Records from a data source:
— begin —
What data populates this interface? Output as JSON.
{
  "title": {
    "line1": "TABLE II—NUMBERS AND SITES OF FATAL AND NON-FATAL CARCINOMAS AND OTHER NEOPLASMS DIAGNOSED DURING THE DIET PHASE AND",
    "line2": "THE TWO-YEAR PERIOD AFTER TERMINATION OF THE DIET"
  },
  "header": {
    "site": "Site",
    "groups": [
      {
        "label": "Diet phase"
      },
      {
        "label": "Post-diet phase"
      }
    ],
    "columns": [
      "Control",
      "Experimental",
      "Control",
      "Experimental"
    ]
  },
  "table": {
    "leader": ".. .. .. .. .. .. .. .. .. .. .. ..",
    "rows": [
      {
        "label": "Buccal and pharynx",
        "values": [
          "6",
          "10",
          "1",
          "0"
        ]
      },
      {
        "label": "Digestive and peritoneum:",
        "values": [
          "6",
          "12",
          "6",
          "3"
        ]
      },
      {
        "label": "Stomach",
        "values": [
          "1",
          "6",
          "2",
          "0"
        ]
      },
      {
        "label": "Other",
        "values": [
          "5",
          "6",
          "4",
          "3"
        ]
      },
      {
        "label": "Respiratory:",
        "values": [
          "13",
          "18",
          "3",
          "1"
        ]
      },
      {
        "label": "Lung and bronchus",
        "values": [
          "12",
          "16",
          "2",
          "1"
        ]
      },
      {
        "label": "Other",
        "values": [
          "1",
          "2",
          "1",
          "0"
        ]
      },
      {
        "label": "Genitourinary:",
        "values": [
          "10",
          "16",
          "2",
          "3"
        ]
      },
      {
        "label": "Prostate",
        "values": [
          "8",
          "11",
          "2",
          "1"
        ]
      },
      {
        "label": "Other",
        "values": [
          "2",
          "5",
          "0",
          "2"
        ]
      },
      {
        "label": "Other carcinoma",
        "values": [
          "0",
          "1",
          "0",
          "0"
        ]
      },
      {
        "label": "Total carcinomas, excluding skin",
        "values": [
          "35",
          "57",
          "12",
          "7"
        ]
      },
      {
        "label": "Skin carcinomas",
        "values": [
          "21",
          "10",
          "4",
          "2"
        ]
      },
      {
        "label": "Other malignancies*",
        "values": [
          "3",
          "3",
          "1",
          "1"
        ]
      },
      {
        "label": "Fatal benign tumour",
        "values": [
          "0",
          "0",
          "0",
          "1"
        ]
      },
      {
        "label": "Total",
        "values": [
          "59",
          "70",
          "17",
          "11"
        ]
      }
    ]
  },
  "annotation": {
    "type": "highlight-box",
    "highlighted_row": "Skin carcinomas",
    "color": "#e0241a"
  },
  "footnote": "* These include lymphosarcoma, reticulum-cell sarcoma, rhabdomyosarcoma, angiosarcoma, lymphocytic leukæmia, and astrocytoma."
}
— end —
**Your task**: Print every record above exactly as written.

**Answer for this exercise**:
What data populates this interface? Output as JSON.
{
  "title": {
    "line1": "TABLE II—NUMBERS AND SITES OF FATAL AND NON-FATAL CARCINOMAS AND OTHER NEOPLASMS DIAGNOSED DURING THE DIET PHASE AND",
    "line2": "THE TWO-YEAR PERIOD AFTER TERMINATION OF THE DIET"
  },
  "header": {
    "site": "Site",
    "groups": [
      {
        "label": "Diet phase"
      },
      {
        "label": "Post-diet phase"
      }
    ],
    "columns": [
      "Control",
      "Experimental",
      "Control",
      "Experimental"
    ]
  },
  "table": {
    "leader": ".. .. .. .. .. .. .. .. .. .. .. ..",
    "rows": [
      {
        "label": "Buccal and pharynx",
        "values": [
          "6",
          "10",
          "1",
          "0"
        ]
      },
      {
        "label": "Digestive and peritoneum:",
        "values": [
          "6",
          "12",
          "6",
          "3"
        ]
      },
      {
        "label": "Stomach",
        "values": [
          "1",
          "6",
          "2",
          "0"
        ]
      },
      {
        "label": "Other",
        "values": [
          "5",
          "6",
          "4",
          "3"
        ]
      },
      {
        "label": "Respiratory:",
        "values": [
          "13",
          "18",
          "3",
          "1"
        ]
      },
      {
        "label": "Lung and bronchus",
        "values": [
          "12",
          "16",
          "2",
          "1"
        ]
      },
      {
        "label": "Other",
        "values": [
          "1",
          "2",
          "1",
          "0"
        ]
      },
      {
        "label": "Genitourinary:",
        "values": [
          "10",
          "16",
          "2",
          "3"
        ]
      },
      {
        "label": "Prostate",
        "values": [
          "8",
          "11",
          "2",
          "1"
        ]
      },
      {
        "label": "Other",
        "values": [
          "2",
          "5",
          "0",
          "2"
        ]
      },
      {
        "label": "Other carcinoma",
        "values": [
          "0",
          "1",
          "0",
          "0"
        ]
      },
      {
        "label": "Total carcinomas, excluding skin",
        "values": [
          "35",
          "57",
          "12",
          "7"
        ]
      },
      {
        "label": "Skin carcinomas",
        "values": [
          "21",
          "10",
          "4",
          "2"
        ]
      },
      {
        "label": "Other malignancies*",
        "values": [
          "3",
          "3",
          "1",
          "1"
        ]
      },
      {
        "label": "Fatal benign tumour",
        "values": [
          "0",
          "0",
          "0",
          "1"
        ]
      },
      {
        "label": "Total",
        "values": [
          "59",
          "70",
          "17",
          "11"
        ]
      }
    ]
  },
  "annotation": {
    "type": "highlight-box",
    "highlighted_row": "Skin carcinomas",
    "color": "#e0241a"
  },
  "footnote": "* These include lymphosarcoma, reticulum-cell sarcoma, rhabdomyosarcoma, angiosarcoma, lymphocytic leukæmia, and astrocytoma."
}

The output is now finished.